### Richiesta 1
Secondo la pagina, quanti ideogrammi dimostrò di conoscere Matteo Ricci ai sapienti cinesi?

### Pagina
In simbiosi interdisciplinare tra le arti, le poesie prendono corpo visivo nei sedici acquerelli dell’artista Carlo Iacomucci sui luoghi ricciani di Macerata e sui principali personaggi incontrati in Cina.
* Vicedirettore de L’Osservatore Romano
IL SEGNO DI IACOMUCCI PER MATTEO RICCI di Stefano Papetti*
Sfruttando le doti mnemotecniche apprese durante l’alunnato romano presso i Gesuiti, padre Matteo Ricci stupì i sapienti cinesi dimostrando loro di conoscere quattrocento ideogrammi, gli stessi che Carlo Iacomucci fa volteggiare nei cieli delle sedici tavole che ha realizzato per accompagnare le poesie di Gian Mario Maulo.
Le immagini concepite dal pittore maceratese, più che un convenzionale omaggio a Matteo Ricci nel periodo in cui ricorrono i quattrocento anni dalla sua morte, costituiscono il diario di un viaggio che da Macerata ci conduce sino in Cina, nella Città Proibita, dove il gesuita marchigiano ebbe solenne sepoltura.
I cieli della fantasia dipinti da Iacomucci sono solcati da ideogrammi e da gocce di pioggia che sovrastano i luoghi dell’antica città che Matteo Ricci frequentò da ragazzo ma, nel segno di una continuità grafica e geografica che attraversa mari e continenti lontani, ritroviamo i medesimi simboli anche nei cieli d’Oriente, a sottolineare il ruolo di mediatore culturale svolto dal sacerdote maceratese.
Il segno di Iacomucci, nella sua nitida e rigorosa chiarezza, soddisfa bene la volontà didascalica che presiede questa iniziativa culturale: l’eleganza dei maestri orientali, che tanta ammirazione suscitò nei pittori europei del XIX secolo, si rispecchia negli acquarelli dell’artista, richiamandone certi raffinati preziosismi grafico-pittorici.
Questo stile che fonde la rarefatta semplicità dell’arte orientale con le capacità descrittive di quella occidentale, si attaglia bene ad esaltare i temi di carattere interculturale rappresentati da Iacomucci e può ben accompagnare i contenuti del trattato “Sull’amicizia”, il volume di Matteo Ricci che tanti consensi gli valse presso l’intellighenzia cinese.
Con le parole del gesuita marchigiano si potrebbe dunque dire “Se nel mondo non vi fosse l’amicizia, non vi sarebbe gioia”, la gioia di esistere che traspare anche nelle creazioni di Iacomucci.

### Richiesta 2
Converti in una tabella Markdown le righe elencate qui sotto, a partire da quella che contiene "Patent image size: (1234, 950)." e fino a quella che contiene "The central light 77 is at (165, 130).", entrambe incluse. Usa le colonne "Numero" e "Riga" e salta le righe vuote.

### Righe elencate
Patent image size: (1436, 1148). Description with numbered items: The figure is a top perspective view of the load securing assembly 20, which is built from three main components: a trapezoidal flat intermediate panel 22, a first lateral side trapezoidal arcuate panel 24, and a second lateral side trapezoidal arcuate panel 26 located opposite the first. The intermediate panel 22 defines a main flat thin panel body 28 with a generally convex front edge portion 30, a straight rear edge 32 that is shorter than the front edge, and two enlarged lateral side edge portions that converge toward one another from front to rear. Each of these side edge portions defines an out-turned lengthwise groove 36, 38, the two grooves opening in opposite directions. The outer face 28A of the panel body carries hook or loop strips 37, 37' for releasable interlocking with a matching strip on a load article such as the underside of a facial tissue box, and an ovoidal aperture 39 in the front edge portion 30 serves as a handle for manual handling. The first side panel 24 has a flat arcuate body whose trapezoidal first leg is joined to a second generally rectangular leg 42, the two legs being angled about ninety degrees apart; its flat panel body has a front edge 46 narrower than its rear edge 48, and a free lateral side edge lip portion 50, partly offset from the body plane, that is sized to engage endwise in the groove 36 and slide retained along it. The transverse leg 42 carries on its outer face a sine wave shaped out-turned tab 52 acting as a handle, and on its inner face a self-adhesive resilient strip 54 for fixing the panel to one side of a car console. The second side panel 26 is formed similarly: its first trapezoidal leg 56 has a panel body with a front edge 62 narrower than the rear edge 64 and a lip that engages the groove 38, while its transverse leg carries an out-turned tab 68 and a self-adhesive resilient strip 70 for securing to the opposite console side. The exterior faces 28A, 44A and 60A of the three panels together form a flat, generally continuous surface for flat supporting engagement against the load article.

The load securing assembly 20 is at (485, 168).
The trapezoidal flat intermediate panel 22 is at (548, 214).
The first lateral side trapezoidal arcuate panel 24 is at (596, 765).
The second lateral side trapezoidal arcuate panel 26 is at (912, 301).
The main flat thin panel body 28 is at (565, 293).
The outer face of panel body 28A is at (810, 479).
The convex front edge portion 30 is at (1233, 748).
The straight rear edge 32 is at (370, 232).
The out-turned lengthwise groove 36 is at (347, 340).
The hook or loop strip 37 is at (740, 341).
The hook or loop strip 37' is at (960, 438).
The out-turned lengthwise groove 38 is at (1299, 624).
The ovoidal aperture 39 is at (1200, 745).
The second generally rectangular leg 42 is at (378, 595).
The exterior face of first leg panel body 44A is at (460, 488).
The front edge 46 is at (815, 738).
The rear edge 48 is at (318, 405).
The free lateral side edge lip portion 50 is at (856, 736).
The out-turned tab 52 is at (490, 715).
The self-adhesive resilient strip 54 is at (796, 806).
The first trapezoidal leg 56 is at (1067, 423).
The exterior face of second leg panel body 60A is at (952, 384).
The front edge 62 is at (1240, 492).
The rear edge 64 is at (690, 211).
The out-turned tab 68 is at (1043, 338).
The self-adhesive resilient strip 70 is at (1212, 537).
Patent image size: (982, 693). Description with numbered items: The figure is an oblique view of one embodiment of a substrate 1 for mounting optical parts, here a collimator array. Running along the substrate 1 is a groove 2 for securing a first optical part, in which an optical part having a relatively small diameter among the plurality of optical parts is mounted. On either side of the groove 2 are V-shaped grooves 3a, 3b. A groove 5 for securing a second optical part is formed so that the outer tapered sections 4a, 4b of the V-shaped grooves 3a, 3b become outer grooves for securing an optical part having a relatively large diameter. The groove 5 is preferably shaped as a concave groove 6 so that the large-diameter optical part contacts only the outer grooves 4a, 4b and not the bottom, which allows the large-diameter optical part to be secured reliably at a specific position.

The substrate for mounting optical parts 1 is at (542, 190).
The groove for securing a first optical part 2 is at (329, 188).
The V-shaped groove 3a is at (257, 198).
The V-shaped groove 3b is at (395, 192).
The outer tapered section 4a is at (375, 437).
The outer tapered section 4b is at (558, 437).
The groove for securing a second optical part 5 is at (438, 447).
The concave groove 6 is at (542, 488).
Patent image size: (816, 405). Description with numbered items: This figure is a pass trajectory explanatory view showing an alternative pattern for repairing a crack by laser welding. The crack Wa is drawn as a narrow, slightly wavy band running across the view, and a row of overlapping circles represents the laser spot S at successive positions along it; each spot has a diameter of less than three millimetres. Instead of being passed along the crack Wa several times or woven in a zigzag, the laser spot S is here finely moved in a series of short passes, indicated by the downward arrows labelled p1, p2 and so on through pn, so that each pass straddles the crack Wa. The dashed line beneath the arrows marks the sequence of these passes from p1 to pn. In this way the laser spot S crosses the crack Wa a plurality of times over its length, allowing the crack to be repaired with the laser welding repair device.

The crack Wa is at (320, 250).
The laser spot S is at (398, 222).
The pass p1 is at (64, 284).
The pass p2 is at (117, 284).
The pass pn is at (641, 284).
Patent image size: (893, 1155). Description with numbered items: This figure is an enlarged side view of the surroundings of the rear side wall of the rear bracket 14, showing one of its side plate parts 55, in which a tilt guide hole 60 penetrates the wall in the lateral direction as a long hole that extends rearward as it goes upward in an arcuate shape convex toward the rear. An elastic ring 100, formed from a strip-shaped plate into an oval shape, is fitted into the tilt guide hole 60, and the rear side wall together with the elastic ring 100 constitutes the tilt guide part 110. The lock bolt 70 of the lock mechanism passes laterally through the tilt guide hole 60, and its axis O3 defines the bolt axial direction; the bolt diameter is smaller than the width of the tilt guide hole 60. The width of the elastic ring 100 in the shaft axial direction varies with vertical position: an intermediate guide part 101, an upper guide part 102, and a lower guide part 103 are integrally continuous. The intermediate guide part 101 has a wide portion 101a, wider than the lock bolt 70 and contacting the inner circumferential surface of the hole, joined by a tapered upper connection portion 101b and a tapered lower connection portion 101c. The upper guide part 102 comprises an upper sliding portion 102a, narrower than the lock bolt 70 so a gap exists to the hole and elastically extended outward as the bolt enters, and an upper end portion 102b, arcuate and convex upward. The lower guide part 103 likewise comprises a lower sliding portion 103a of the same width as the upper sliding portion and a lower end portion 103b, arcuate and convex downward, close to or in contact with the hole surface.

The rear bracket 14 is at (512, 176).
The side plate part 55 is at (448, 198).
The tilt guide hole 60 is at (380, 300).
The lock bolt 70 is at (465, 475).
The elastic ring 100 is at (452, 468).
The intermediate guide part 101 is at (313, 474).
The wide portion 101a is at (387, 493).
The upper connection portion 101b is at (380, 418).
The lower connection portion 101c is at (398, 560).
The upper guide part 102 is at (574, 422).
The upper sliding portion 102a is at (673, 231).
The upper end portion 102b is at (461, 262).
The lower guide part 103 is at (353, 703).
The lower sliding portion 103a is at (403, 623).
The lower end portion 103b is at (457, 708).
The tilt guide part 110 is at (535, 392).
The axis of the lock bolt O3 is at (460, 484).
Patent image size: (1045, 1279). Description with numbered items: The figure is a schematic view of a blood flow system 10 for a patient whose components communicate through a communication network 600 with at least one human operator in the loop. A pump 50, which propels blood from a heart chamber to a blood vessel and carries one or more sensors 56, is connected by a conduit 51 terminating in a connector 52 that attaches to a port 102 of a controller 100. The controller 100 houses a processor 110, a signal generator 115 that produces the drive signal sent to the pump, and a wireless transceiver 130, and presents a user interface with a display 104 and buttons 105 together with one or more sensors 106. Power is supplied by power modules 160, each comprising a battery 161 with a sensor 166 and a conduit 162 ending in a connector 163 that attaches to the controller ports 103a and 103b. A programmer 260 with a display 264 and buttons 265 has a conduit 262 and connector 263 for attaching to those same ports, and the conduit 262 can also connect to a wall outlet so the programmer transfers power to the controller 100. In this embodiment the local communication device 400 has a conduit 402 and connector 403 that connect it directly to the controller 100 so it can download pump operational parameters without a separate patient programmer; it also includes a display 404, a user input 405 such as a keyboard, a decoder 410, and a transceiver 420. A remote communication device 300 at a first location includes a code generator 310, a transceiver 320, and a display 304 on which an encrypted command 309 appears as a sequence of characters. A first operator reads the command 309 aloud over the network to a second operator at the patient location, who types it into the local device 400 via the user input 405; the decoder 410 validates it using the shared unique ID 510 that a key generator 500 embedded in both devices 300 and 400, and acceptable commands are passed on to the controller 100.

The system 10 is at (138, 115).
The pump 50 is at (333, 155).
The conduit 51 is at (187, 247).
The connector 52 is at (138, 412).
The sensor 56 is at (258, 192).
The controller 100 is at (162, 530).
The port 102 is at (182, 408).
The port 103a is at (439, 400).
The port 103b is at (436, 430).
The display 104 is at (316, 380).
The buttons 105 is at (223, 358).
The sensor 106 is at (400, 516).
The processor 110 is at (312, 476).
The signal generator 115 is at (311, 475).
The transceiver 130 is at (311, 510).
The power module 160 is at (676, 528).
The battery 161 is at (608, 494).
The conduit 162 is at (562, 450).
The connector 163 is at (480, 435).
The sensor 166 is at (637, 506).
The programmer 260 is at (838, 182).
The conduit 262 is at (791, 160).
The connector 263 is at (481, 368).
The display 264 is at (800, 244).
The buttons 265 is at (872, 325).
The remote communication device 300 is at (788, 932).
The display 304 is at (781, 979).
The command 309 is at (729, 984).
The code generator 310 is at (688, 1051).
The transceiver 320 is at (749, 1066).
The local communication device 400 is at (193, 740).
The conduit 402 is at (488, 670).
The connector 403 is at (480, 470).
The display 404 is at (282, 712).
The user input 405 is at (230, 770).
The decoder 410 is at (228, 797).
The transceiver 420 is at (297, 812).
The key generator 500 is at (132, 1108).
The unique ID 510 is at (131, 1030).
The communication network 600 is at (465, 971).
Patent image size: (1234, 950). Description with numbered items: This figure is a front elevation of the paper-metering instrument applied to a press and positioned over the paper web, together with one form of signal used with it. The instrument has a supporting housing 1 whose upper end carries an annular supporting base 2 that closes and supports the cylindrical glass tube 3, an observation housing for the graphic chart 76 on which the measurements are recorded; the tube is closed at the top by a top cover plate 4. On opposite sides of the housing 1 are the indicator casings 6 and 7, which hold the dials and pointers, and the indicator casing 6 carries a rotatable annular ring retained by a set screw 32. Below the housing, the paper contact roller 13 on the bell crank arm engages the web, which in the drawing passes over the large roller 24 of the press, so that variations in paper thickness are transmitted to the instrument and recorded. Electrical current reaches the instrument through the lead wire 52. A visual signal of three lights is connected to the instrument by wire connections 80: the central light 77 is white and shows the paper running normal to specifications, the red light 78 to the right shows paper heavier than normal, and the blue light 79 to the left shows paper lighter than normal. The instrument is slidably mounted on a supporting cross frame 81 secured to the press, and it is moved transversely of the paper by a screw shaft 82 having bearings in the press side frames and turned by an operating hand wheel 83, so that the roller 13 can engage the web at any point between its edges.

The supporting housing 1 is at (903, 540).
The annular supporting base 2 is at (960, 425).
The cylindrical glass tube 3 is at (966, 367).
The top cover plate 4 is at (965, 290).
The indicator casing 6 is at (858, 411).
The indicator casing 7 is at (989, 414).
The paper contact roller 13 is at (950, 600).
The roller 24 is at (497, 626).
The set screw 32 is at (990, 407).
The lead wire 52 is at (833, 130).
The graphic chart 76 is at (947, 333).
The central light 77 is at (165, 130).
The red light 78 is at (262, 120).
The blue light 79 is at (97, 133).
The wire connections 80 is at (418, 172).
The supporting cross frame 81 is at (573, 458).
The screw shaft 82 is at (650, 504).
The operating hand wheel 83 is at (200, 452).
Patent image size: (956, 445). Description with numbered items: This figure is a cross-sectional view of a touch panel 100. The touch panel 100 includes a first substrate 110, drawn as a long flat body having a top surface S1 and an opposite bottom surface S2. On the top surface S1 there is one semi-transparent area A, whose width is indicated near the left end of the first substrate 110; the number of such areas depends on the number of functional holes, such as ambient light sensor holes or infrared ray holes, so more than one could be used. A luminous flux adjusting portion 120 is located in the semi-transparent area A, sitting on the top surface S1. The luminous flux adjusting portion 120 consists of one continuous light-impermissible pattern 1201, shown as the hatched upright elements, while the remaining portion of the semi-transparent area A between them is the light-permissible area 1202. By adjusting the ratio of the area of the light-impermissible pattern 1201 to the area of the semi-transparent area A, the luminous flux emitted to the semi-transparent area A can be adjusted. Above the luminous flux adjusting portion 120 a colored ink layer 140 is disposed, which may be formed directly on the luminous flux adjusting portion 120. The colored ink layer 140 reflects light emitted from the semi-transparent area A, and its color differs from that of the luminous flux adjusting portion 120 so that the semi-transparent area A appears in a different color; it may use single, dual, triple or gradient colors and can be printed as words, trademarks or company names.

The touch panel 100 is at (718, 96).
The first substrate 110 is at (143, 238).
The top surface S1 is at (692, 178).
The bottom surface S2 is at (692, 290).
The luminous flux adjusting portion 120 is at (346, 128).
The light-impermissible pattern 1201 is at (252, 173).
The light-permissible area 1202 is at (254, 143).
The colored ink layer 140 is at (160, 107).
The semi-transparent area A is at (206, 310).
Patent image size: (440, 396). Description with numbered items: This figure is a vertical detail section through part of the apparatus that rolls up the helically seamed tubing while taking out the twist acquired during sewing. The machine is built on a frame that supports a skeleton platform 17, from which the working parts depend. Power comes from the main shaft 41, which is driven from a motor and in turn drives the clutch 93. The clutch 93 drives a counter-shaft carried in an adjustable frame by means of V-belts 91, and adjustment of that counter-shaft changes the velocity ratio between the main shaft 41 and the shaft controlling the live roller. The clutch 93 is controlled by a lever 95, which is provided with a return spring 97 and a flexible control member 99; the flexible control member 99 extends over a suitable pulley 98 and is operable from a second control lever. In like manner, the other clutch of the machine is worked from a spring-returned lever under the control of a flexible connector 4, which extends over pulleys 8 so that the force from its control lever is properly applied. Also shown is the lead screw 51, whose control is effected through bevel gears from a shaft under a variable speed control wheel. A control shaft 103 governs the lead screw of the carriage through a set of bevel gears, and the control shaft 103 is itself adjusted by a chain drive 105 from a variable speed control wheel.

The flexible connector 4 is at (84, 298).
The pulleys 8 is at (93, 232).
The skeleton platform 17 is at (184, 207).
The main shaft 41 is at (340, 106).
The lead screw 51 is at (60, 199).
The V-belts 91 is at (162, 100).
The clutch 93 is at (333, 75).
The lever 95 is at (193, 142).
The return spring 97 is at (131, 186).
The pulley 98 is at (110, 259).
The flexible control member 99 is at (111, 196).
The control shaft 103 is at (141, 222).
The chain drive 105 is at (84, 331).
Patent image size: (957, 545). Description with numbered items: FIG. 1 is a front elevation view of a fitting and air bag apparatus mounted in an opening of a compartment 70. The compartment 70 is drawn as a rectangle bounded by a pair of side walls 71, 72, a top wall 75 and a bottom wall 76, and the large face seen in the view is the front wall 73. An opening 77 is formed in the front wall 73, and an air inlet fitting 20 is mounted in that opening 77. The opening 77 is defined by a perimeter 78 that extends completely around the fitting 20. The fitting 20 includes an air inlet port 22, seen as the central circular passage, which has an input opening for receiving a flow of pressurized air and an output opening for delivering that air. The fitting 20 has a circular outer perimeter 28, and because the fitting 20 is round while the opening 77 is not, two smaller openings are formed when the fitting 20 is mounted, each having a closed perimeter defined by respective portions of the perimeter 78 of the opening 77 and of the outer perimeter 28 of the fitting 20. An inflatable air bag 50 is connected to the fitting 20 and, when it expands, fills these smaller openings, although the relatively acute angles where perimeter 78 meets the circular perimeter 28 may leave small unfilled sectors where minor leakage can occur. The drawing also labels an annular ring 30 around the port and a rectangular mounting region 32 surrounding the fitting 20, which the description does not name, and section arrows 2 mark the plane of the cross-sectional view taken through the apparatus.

### Risposta scritta 1
Quattrocento.

### Risposta scritta 2
| Numero | Riga |
|---|---|
| 1 | Patent image size: (1234, 950). Description with numbered items: This figure is a front elevation of the paper-metering instrument applied to a press and positioned over the paper web, together with one form of signal used with it. The instrument has a supporting housing 1 whose upper end carries an annular supporting base 2 that closes and supports the cylindrical glass tube 3, an observation housing for the graphic chart 76 on which the measurements are recorded; the tube is closed at the top by a top cover plate 4. On opposite sides of the housing 1 are the indicator casings 6 and 7, which hold the dials and pointers, and the indicator casing 6 carries a rotatable annular ring retained by a set screw 32. Below the housing, the paper contact roller 13 on the bell crank arm engages the web, which in the drawing passes over the large roller 24 of the press, so that variations in paper thickness are transmitted to the instrument and recorded. Electrical current reaches the instrument through the lead wire 52. A visual signal of three lights is connected to the instrument by wire connections 80: the central light 77 is white and shows the paper running normal to specifications, the red light 78 to the right shows paper heavier than normal, and the blue light 79 to the left shows paper lighter than normal. The instrument is slidably mounted on a supporting cross frame 81 secured to the press, and it is moved transversely of the paper by a screw shaft 82 having bearings in the press side frames and turned by an operating hand wheel 83, so that the roller 13 can engage the web at any point between its edges. |
| 2 | The supporting housing 1 is at (903, 540). |
| 3 | The annular supporting base 2 is at (960, 425). |
| 4 | The cylindrical glass tube 3 is at (966, 367). |
| 5 | The top cover plate 4 is at (965, 290). |
| 6 | The indicator casing 6 is at (858, 411). |
| 7 | The indicator casing 7 is at (989, 414). |
| 8 | The paper contact roller 13 is at (950, 600). |
| 9 | The roller 24 is at (497, 626). |
| 10 | The set screw 32 is at (990, 407). |
| 11 | The lead wire 52 is at (833, 130). |
| 12 | The graphic chart 76 is at (947, 333). |
| 13 | The central light 77 is at (165, 130). |